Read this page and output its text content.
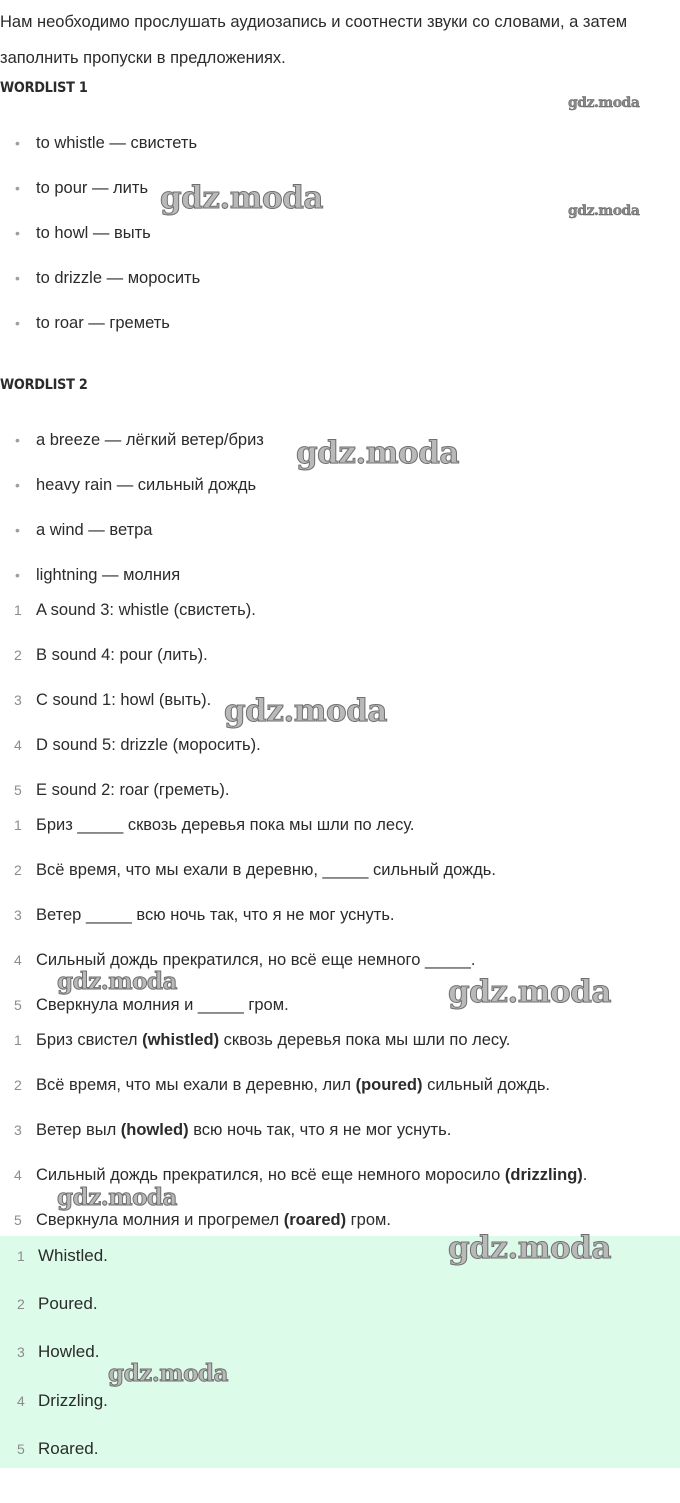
Нам необходимо прослушать аудиозапись и соотнести звуки со словами, а затем заполнить пропуски в предложениях.

WORDLIST 1
• to whistle — свистеть
• to pour — лить
• to howl — выть
• to drizzle — моросить
• to roar — греметь
WORDLIST 2
• a breeze — лёгкий ветер/бриз
• heavy rain — сильный дождь
• a wind — ветра
• lightning — молния
1 A sound 3: whistle (свистеть).
2 B sound 4: pour (лить).
3 C sound 1: howl (выть).
4 D sound 5: drizzle (моросить).
5 E sound 2: roar (греметь).
1 Бриз _____ сквозь деревья пока мы шли по лесу.
2 Всё время, что мы ехали в деревню, _____ сильный дождь.
3 Ветер _____ всю ночь так, что я не мог уснуть.
4 Сильный дождь прекратился, но всё еще немного _____.
5 Сверкнула молния и _____ гром.
1 Бриз свистел (whistled) сквозь деревья пока мы шли по лесу.
2 Всё время, что мы ехали в деревню, лил (poured) сильный дождь.
3 Ветер выл (howled) всю ночь так, что я не мог уснуть.
4 Сильный дождь прекратился, но всё еще немного моросило (drizzling).
5 Сверкнула молния и прогремел (roared) гром.
1 Whistled.
2 Poured.
3 Howled.
4 Drizzling.
5 Roared.
gdz.moda
gdz.moda	gdz.moda
gdz.moda
gdz.moda
gdz.moda	gdz.moda
gdz.moda
gdz.moda
gdz.moda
----
• _PROBLEM STATEMENT_
All of the lines above should be printed exactly, minus the pictures.

• _WRITTEN ANSWER_
Read this page and output its text content.
Нам необходимо прослушать аудиозапись и соотнести звуки со словами, а затем заполнить пропуски в предложениях.

WORDLIST 1
• to whistle — свистеть
• to pour — лить
• to howl — выть
• to drizzle — моросить
• to roar — греметь
WORDLIST 2
• a breeze — лёгкий ветер/бриз
• heavy rain — сильный дождь
• a wind — ветра
• lightning — молния
1 A sound 3: whistle (свистеть).
2 B sound 4: pour (лить).
3 C sound 1: howl (выть).
4 D sound 5: drizzle (моросить).
5 E sound 2: roar (греметь).
1 Бриз _____ сквозь деревья пока мы шли по лесу.
2 Всё время, что мы ехали в деревню, _____ сильный дождь.
3 Ветер _____ всю ночь так, что я не мог уснуть.
4 Сильный дождь прекратился, но всё еще немного _____.
5 Сверкнула молния и _____ гром.
1 Бриз свистел (whistled) сквозь деревья пока мы шли по лесу.
2 Всё время, что мы ехали в деревню, лил (poured) сильный дождь.
3 Ветер выл (howled) всю ночь так, что я не мог уснуть.
4 Сильный дождь прекратился, но всё еще немного моросило (drizzling).
5 Сверкнула молния и прогремел (roared) гром.
1 Whistled.
2 Poured.
3 Howled.
4 Drizzling.
5 Roared.
gdz.moda
gdz.moda	gdz.moda
gdz.moda
gdz.moda
gdz.moda	gdz.moda
gdz.moda
gdz.moda
gdz.moda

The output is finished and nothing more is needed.